§ **DIRECTIONS FOR THIS TASK**
Write out each entry again. Keep every word exactly as it is.
----------
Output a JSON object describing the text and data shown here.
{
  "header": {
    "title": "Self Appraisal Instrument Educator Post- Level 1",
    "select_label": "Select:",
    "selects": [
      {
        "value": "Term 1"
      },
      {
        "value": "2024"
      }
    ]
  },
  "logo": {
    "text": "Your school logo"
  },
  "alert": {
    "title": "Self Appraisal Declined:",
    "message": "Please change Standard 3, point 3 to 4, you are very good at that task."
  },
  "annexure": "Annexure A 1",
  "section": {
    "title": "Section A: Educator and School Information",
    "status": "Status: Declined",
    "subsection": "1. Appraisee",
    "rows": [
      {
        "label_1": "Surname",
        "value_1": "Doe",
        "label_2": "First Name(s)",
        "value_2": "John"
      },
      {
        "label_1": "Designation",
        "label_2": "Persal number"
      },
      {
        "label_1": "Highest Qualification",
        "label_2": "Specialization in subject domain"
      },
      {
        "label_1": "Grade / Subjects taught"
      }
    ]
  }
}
----------
§ **COMPLETE ANSWER**
Output a JSON object describing the text and data shown here.
{
  "header": {
    "title": "Self Appraisal Instrument Educator Post- Level 1",
    "select_label": "Select:",
    "selects": [
      {
        "value": "Term 1"
      },
      {
        "value": "2024"
      }
    ]
  },
  "logo": {
    "text": "Your school logo"
  },
  "alert": {
    "title": "Self Appraisal Declined:",
    "message": "Please change Standard 3, point 3 to 4, you are very good at that task."
  },
  "annexure": "Annexure A 1",
  "section": {
    "title": "Section A: Educator and School Information",
    "status": "Status: Declined",
    "subsection": "1. Appraisee",
    "rows": [
      {
        "label_1": "Surname",
        "value_1": "Doe",
        "label_2": "First Name(s)",
        "value_2": "John"
      },
      {
        "label_1": "Designation",
        "label_2": "Persal number"
      },
      {
        "label_1": "Highest Qualification",
        "label_2": "Specialization in subject domain"
      },
      {
        "label_1": "Grade / Subjects taught"
      }
    ]
  }
}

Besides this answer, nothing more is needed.